- **Data section**

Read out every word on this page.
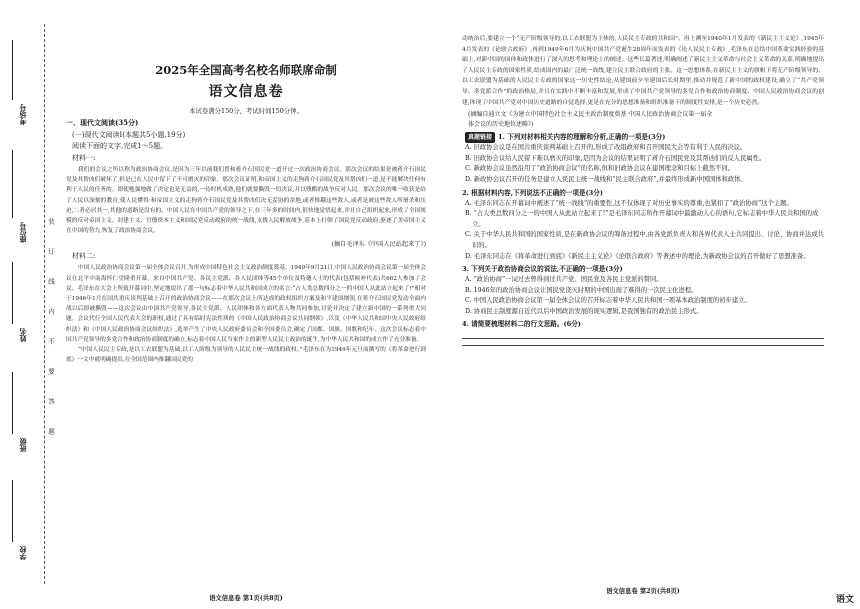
考场号
座位号
姓名
班级
学校
装
订
线
内
不
要
答
题

2025年全国高考名校名师联席命制

语文信息卷

本试卷满分150分，考试时间150分钟。

一、现代文阅读(35分)

(一)现代文阅读Ⅰ(本题共5小题,19分)

阅读下面的文字,完成1～5题。

材料一:

我们的会议之所以称为政治协商会议,是因为三年以前我们曾和蒋介石国民党一道开过一次政治协商会议。那次会议的结果是被蒋介石国民党及其帮凶们破坏了,但是已在人民中留下了不可磨灭的印象。那次会议证明,和帝国主义的走狗蒋介石国民党及其帮凶们一道,是不能解决任何有利于人民的任务的。即使勉强地做了决定也是无益的,一待时机成熟,他们就要撕毁一切决议,并以残酷的战争反对人民。那次会议的唯一收获是给了人民以深刻的教育,使人民懂得:和帝国主义的走狗蒋介石国民党及其帮凶们决无妥协的余地,或者推翻这些敌人,或者是被这些敌人所屠杀和压迫,二者必居其一,其他的道路是没有的。中国人民在中国共产党的领导之下,在三年多的时间内,很快地觉悟起来,并且自己组织起来,形成了全国规模的反对帝国主义、封建主义、官僚资本主义和国民党反动政府的统一战线,支援人民解放战争,基本上打倒了国民党反动政府,驱逐了美帝国主义在中国的势力,恢复了政治协商会议。

(摘自毛泽东《中国人民站起来了》)

材料二:

中国人民政治协商会议第一届全体会议召开,为形成中国特色社会主义政治制度奠基。1949年9月21日,中国人民政治协商会议第一届全体会议在北平中南海怀仁堂隆重开幕。来自中国共产党、各民主党派、各人民团体等45个单位及特邀人士的代表(包括候补代表)共662人参加了会议。毛泽东在大会上所致开幕词中,坚定地说出了那一句标志着中华人民共和国成立的名言:“占人类总数四分之一的中国人从此站立起来了!”相对于1946年1月在国共重庆谈判基础上召开的政治协商会议——在那次会议上所达成的政权组织方案及和平建国纲领,在蒋介石国民党发动全面内战以后即被撕毁——这次会议由中国共产党领导,各民主党派、人民团体和各方面代表人物共同参加,讨论并决定了建立新中国的一系列重大问题。会议代行全国人民代表大会的职权,通过了具有临时宪法性质的《中国人民政治协商会议共同纲领》,以及《中华人民共和国中央人民政府组织法》和《中国人民政治协商会议组织法》,选举产生了中央人民政府委员会和全国委员会,确定了国都、国旗、国歌和纪年。这次会议标志着中国共产党领导的多党合作和政治协商制度的确立,标志着中国人民当家作主的新型人民民主政治的诞生,为中华人民共和国的成立作了充分准备。

“中国人民民主专政,是以工农联盟为基础,以工人阶级为领导的人民民主统一战线的政权。”毛泽东在为1949年元旦而撰写的《将革命进行到底》一文中就明确提出,在全国范围内推翻国民党的

语文信息卷 第1页(共8页)

动统治后,要建立一个“无产阶级领导的,以工农联盟为主体的,人民民主专政的共和国”。再上溯至1940年1月发表的《新民主主义论》,1945年4月发表的《论联合政府》,再到1949年6月为庆祝中国共产党诞生28周年而发表的《论人民民主专政》,毛泽东在总结中国革命实践经验的基础上,对新中国的国体和政体进行了深入的思考和理论上的阐述。这些长篇著述,明确阐述了新民主主义革命与社会主义革命的关系,明确地提出了人民民主专政的国家性质,结成国内的最广泛统一战线,建立民主联合政府的主张。这一思想体系,在新民主主义的旗帜下将无产阶级领导的、以工农联盟为基础的人民民主专政的国家这一历史性结论,从建国前夕至建国后长时期里,推动并规范了新中国的政权建设,确立了“共产党领导、多党派合作”的政治格局,并且在实践中不断丰富和发展,形成了中国共产党领导的多党合作和政治协商制度。中国人民政治协商会议的创建,体现了中国共产党对中国历史道路的自觉选择,更是在充分的思想准备和组织准备下的制度性安排,是一个历史必然。

(摘编自迪立文《为建立中国特色社会主义民主政治制度奠基 中国人民政治协商会议第一届全
体会议的历史地位述略》)

真题链接 1. 下列对材料相关内容的理解和分析,正确的一项是(3分)

A. 旧政协会议是在国共重庆谈判基础上召开的,形成了改组政府和召开国民大会等有利于人民的决议。

B. 旧政协会议给人民留下难以磨灭的印象,是因为会议的结果证明了蒋介石国民党及其帮凶们的反人民属性。

C. 新政协会议虽然沿用了“政治协商会议”的名称,但和旧政协会议在建国理念和目标上截然不同。

D. 新政协会议召开的任务是建立人民民主统一战线和“民主联合政府”,并最终形成新中国国体和政体。

2. 根据材料内容,下列说法不正确的一项是(3分)

A. 毛泽东同志在开幕词中阐述了“统一战线”的重要性,这不仅体现了对历史事实的尊重,也紧扣了“政治协商”这个主题。

B. “占人类总数四分之一的中国人从此站立起来了!”是毛泽东同志所作开幕词中最激动人心的语句,它标志着中华人民共和国的成立。

C. 关于中华人民共和国的国家性质,是在新政协会议的筹备过程中,由各党派负责人和各界代表人士共同提出、讨论、协商并达成共识的。

D. 毛泽东同志在《将革命进行到底》《新民主主义论》《论联合政府》等著述中的理论,为新政协会议的召开做好了思想准备。

3. 下列关于政治协商会议的说法,不正确的一项是(3分)

A. “政治协商”一词过去曾得到过共产党、国民党及各民主党派的赞同。

B. 1946年的政治协商会议让国民党浇灭时期的中国出现了难得的一次民主化进程。

C. 中国人民政治协商会议第一届全体会议的召开标志着中华人民共和国一项基本政治制度的初步建立。

D. 协商民主制度源自近代以后中国政治发展的现实逻辑,是我国独有的政治民主形式。

4. 请简要梳理材料二的行文思路。(6分)

语文信息卷 第2页(共8页)
语文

- **Required task**
Repeat all of the entries word for word, but omit the pictures.

- **Written response**
Read out every word on this page.
考场号
座位号
姓名
班级
学校
装
订
线
内
不
要
答
题

2025年全国高考名校名师联席命制

语文信息卷

本试卷满分150分，考试时间150分钟。

一、现代文阅读(35分)

(一)现代文阅读Ⅰ(本题共5小题,19分)

阅读下面的文字,完成1～5题。

材料一:

我们的会议之所以称为政治协商会议,是因为三年以前我们曾和蒋介石国民党一道开过一次政治协商会议。那次会议的结果是被蒋介石国民党及其帮凶们破坏了,但是已在人民中留下了不可磨灭的印象。那次会议证明,和帝国主义的走狗蒋介石国民党及其帮凶们一道,是不能解决任何有利于人民的任务的。即使勉强地做了决定也是无益的,一待时机成熟,他们就要撕毁一切决议,并以残酷的战争反对人民。那次会议的唯一收获是给了人民以深刻的教育,使人民懂得:和帝国主义的走狗蒋介石国民党及其帮凶们决无妥协的余地,或者推翻这些敌人,或者是被这些敌人所屠杀和压迫,二者必居其一,其他的道路是没有的。中国人民在中国共产党的领导之下,在三年多的时间内,很快地觉悟起来,并且自己组织起来,形成了全国规模的反对帝国主义、封建主义、官僚资本主义和国民党反动政府的统一战线,支援人民解放战争,基本上打倒了国民党反动政府,驱逐了美帝国主义在中国的势力,恢复了政治协商会议。

(摘自毛泽东《中国人民站起来了》)

材料二:

中国人民政治协商会议第一届全体会议召开,为形成中国特色社会主义政治制度奠基。1949年9月21日,中国人民政治协商会议第一届全体会议在北平中南海怀仁堂隆重开幕。来自中国共产党、各民主党派、各人民团体等45个单位及特邀人士的代表(包括候补代表)共662人参加了会议。毛泽东在大会上所致开幕词中,坚定地说出了那一句标志着中华人民共和国成立的名言:“占人类总数四分之一的中国人从此站立起来了!”相对于1946年1月在国共重庆谈判基础上召开的政治协商会议——在那次会议上所达成的政权组织方案及和平建国纲领,在蒋介石国民党发动全面内战以后即被撕毁——这次会议由中国共产党领导,各民主党派、人民团体和各方面代表人物共同参加,讨论并决定了建立新中国的一系列重大问题。会议代行全国人民代表大会的职权,通过了具有临时宪法性质的《中国人民政治协商会议共同纲领》,以及《中华人民共和国中央人民政府组织法》和《中国人民政治协商会议组织法》,选举产生了中央人民政府委员会和全国委员会,确定了国都、国旗、国歌和纪年。这次会议标志着中国共产党领导的多党合作和政治协商制度的确立,标志着中国人民当家作主的新型人民民主政治的诞生,为中华人民共和国的成立作了充分准备。

“中国人民民主专政,是以工农联盟为基础,以工人阶级为领导的人民民主统一战线的政权。”毛泽东在为1949年元旦而撰写的《将革命进行到底》一文中就明确提出,在全国范围内推翻国民党的

语文信息卷 第1页(共8页)

动统治后,要建立一个“无产阶级领导的,以工农联盟为主体的,人民民主专政的共和国”。再上溯至1940年1月发表的《新民主主义论》,1945年4月发表的《论联合政府》,再到1949年6月为庆祝中国共产党诞生28周年而发表的《论人民民主专政》,毛泽东在总结中国革命实践经验的基础上,对新中国的国体和政体进行了深入的思考和理论上的阐述。这些长篇著述,明确阐述了新民主主义革命与社会主义革命的关系,明确地提出了人民民主专政的国家性质,结成国内的最广泛统一战线,建立民主联合政府的主张。这一思想体系,在新民主主义的旗帜下将无产阶级领导的、以工农联盟为基础的人民民主专政的国家这一历史性结论,从建国前夕至建国后长时期里,推动并规范了新中国的政权建设,确立了“共产党领导、多党派合作”的政治格局,并且在实践中不断丰富和发展,形成了中国共产党领导的多党合作和政治协商制度。中国人民政治协商会议的创建,体现了中国共产党对中国历史道路的自觉选择,更是在充分的思想准备和组织准备下的制度性安排,是一个历史必然。

(摘编自迪立文《为建立中国特色社会主义民主政治制度奠基 中国人民政治协商会议第一届全
体会议的历史地位述略》)

真题链接 1. 下列对材料相关内容的理解和分析,正确的一项是(3分)

A. 旧政协会议是在国共重庆谈判基础上召开的,形成了改组政府和召开国民大会等有利于人民的决议。

B. 旧政协会议给人民留下难以磨灭的印象,是因为会议的结果证明了蒋介石国民党及其帮凶们的反人民属性。

C. 新政协会议虽然沿用了“政治协商会议”的名称,但和旧政协会议在建国理念和目标上截然不同。

D. 新政协会议召开的任务是建立人民民主统一战线和“民主联合政府”,并最终形成新中国国体和政体。

2. 根据材料内容,下列说法不正确的一项是(3分)

A. 毛泽东同志在开幕词中阐述了“统一战线”的重要性,这不仅体现了对历史事实的尊重,也紧扣了“政治协商”这个主题。

B. “占人类总数四分之一的中国人从此站立起来了!”是毛泽东同志所作开幕词中最激动人心的语句,它标志着中华人民共和国的成立。

C. 关于中华人民共和国的国家性质,是在新政协会议的筹备过程中,由各党派负责人和各界代表人士共同提出、讨论、协商并达成共识的。

D. 毛泽东同志在《将革命进行到底》《新民主主义论》《论联合政府》等著述中的理论,为新政协会议的召开做好了思想准备。

3. 下列关于政治协商会议的说法,不正确的一项是(3分)

A. “政治协商”一词过去曾得到过共产党、国民党及各民主党派的赞同。

B. 1946年的政治协商会议让国民党浇灭时期的中国出现了难得的一次民主化进程。

C. 中国人民政治协商会议第一届全体会议的召开标志着中华人民共和国一项基本政治制度的初步建立。

D. 协商民主制度源自近代以后中国政治发展的现实逻辑,是我国独有的政治民主形式。

4. 请简要梳理材料二的行文思路。(6分)

语文信息卷 第2页(共8页)
语文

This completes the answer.